→ Supplied data

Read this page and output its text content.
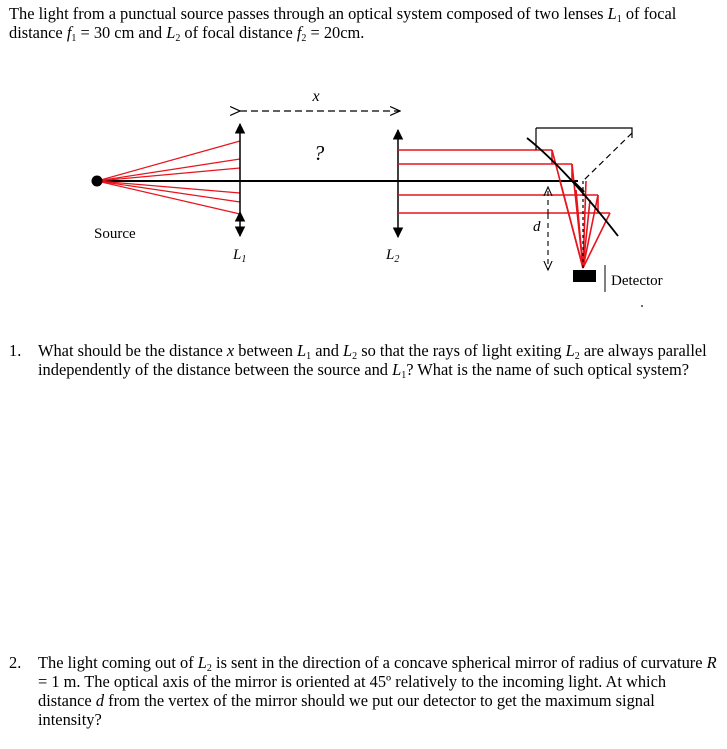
The light from a punctual source passes through an optical system composed of two lenses $L_1$ of focal distance $f_1 = 30$ cm and $L_2$ of focal distance $f_2 = 20cm$.
x
?
Source
$L_1$	$L_2$
d
Detector
1. What should be the distance x between $L_1$ and $L_2$ so that the rays of light exiting $L_2$ are always parallel independently of the distance between the source and $L_1$? What is the name of such optical system?
2. The light coming out of $L_2$ is sent in the direction of a concave spherical mirror of radius of curvature R = 1 m. The optical axis of the mirror is oriented at 45º relatively to the incoming light. At which distance d from the vertex of the mirror should we put our detector to get the maximum signal intensity?
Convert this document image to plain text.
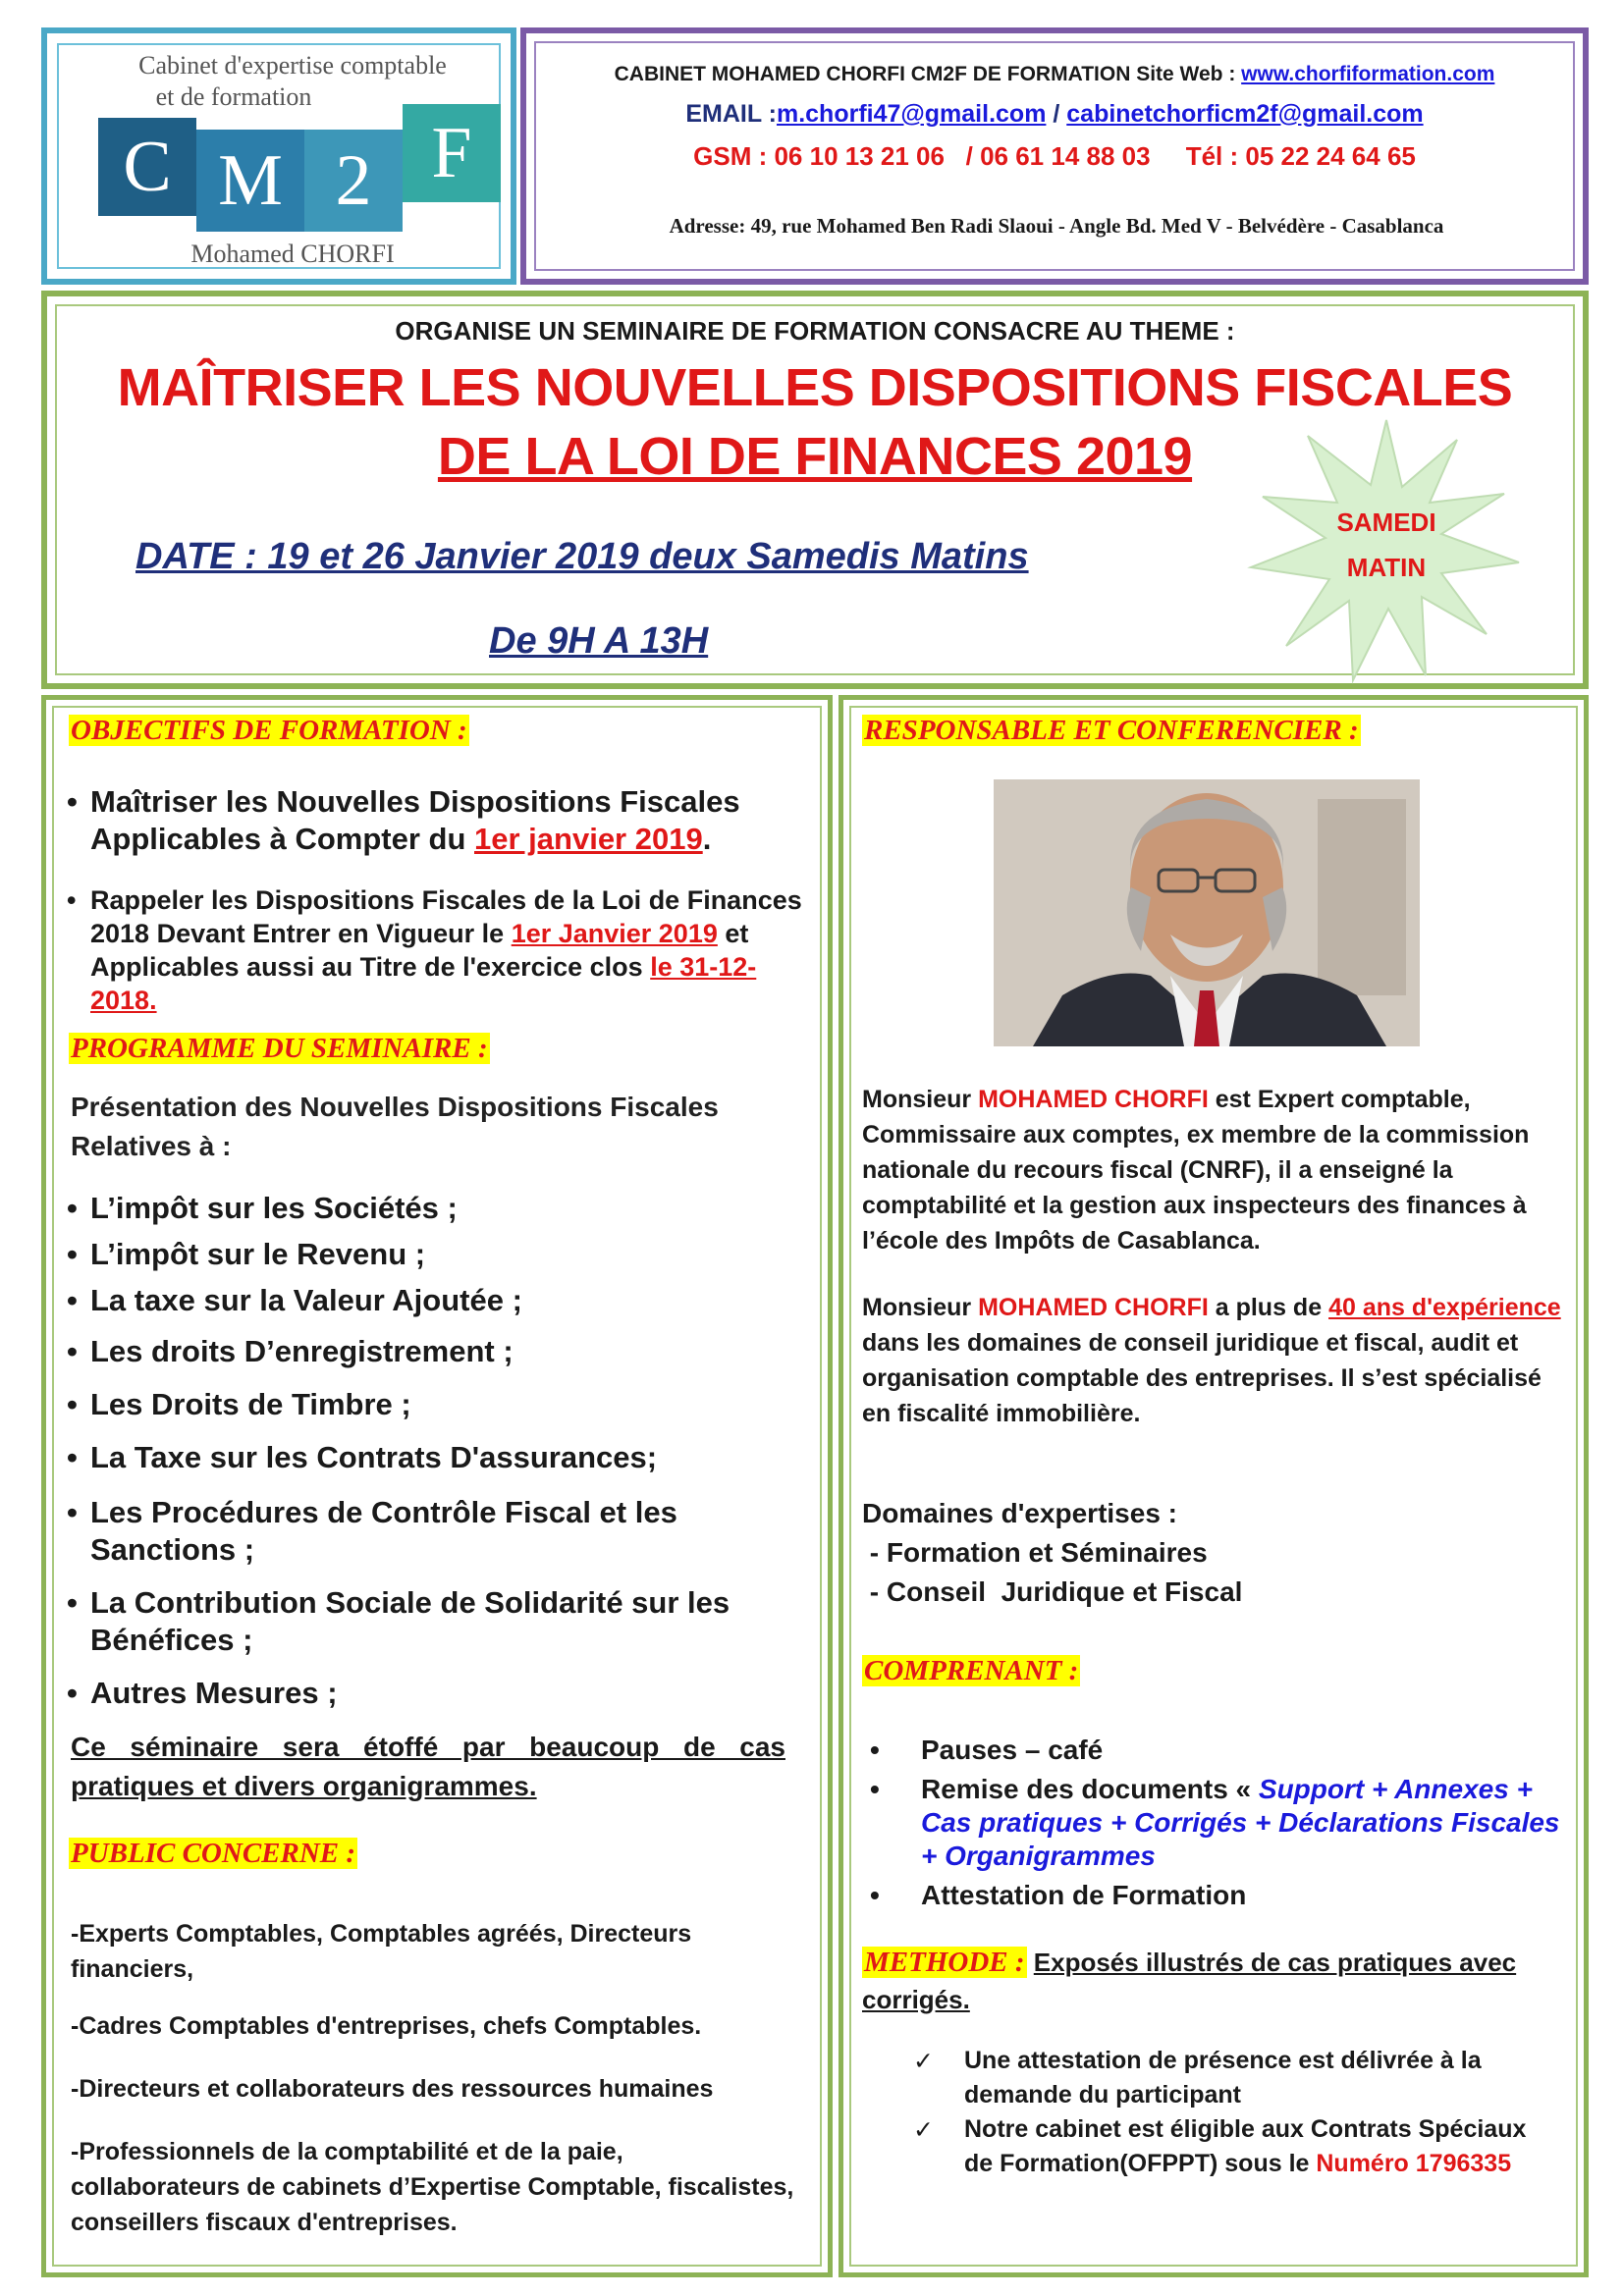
Cabinet d'expertise comptable
et de formation
C M 2 F
Mohamed CHORFI
CABINET MOHAMED CHORFI CM2F DE FORMATION Site Web : www.chorfiformation.com
EMAIL :m.chorfi47@gmail.com / cabinetchorficm2f@gmail.com
GSM : 06 10 13 21 06   / 06 61 14 88 03     Tél : 05 22 24 64 65
Adresse: 49, rue Mohamed Ben Radi Slaoui - Angle Bd. Med V - Belvédère - Casablanca
ORGANISE UN SEMINAIRE DE FORMATION CONSACRE AU THEME :
MAÎTRISER LES NOUVELLES DISPOSITIONS FISCALES
DE LA LOI DE FINANCES 2019
DATE : 19 et 26 Janvier 2019 deux Samedis Matins
De 9H A 13H
SAMEDI
MATIN
OBJECTIFS DE FORMATION :
• Maîtriser les Nouvelles Dispositions Fiscales Applicables à Compter du 1er janvier 2019.
• Rappeler les Dispositions Fiscales de la Loi de Finances 2018 Devant Entrer en Vigueur le 1er Janvier 2019 et Applicables aussi au Titre de l'exercice clos le 31-12-2018.
PROGRAMME DU SEMINAIRE :
Présentation des Nouvelles Dispositions Fiscales Relatives à :
• L’impôt sur les Sociétés ;
• L’impôt sur le Revenu ;
• La taxe sur la Valeur Ajoutée ;
• Les droits D’enregistrement ;
• Les Droits de Timbre ;
• La Taxe sur les Contrats D'assurances;
• Les Procédures de Contrôle Fiscal et les Sanctions ;
• La Contribution Sociale de Solidarité sur les Bénéfices ;
• Autres Mesures ;
Ce séminaire sera étoffé par beaucoup de cas pratiques et divers organigrammes.
PUBLIC CONCERNE :
-Experts Comptables, Comptables agréés, Directeurs financiers,
-Cadres Comptables d'entreprises, chefs Comptables.
-Directeurs et collaborateurs des ressources humaines
-Professionnels de la comptabilité et de la paie, collaborateurs de cabinets d’Expertise Comptable, fiscalistes, conseillers fiscaux d'entreprises.
RESPONSABLE ET CONFERENCIER :
Monsieur MOHAMED CHORFI est Expert comptable, Commissaire aux comptes, ex membre de la commission nationale du recours fiscal (CNRF), il a enseigné la comptabilité et la gestion aux inspecteurs des finances à l’école des Impôts de Casablanca.
Monsieur MOHAMED CHORFI a plus de 40 ans d'expérience dans les domaines de conseil juridique et fiscal, audit et organisation comptable des entreprises. Il s’est spécialisé en fiscalité immobilière.
Domaines d'expertises :
- Formation et Séminaires
- Conseil  Juridique et Fiscal
COMPRENANT :
• Pauses – café
• Remise des documents « Support + Annexes + Cas pratiques + Corrigés + Déclarations Fiscales + Organigrammes
• Attestation de Formation
METHODE : Exposés illustrés de cas pratiques avec corrigés.
✓ Une attestation de présence est délivrée à la demande du participant
✓ Notre cabinet est éligible aux Contrats Spéciaux de Formation(OFPPT) sous le Numéro 1796335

→ The exercise
Report all lines of the material that contain the word "Monsieur".

→ Complete response
Monsieur MOHAMED CHORFI est Expert comptable, Commissaire aux comptes, ex membre de la commission nationale du recours fiscal (CNRF), il a enseigné la comptabilité et la gestion aux inspecteurs des finances à l’école des Impôts de Casablanca.
Monsieur MOHAMED CHORFI a plus de 40 ans d'expérience dans les domaines de conseil juridique et fiscal, audit et organisation comptable des entreprises. Il s’est spécialisé en fiscalité immobilière.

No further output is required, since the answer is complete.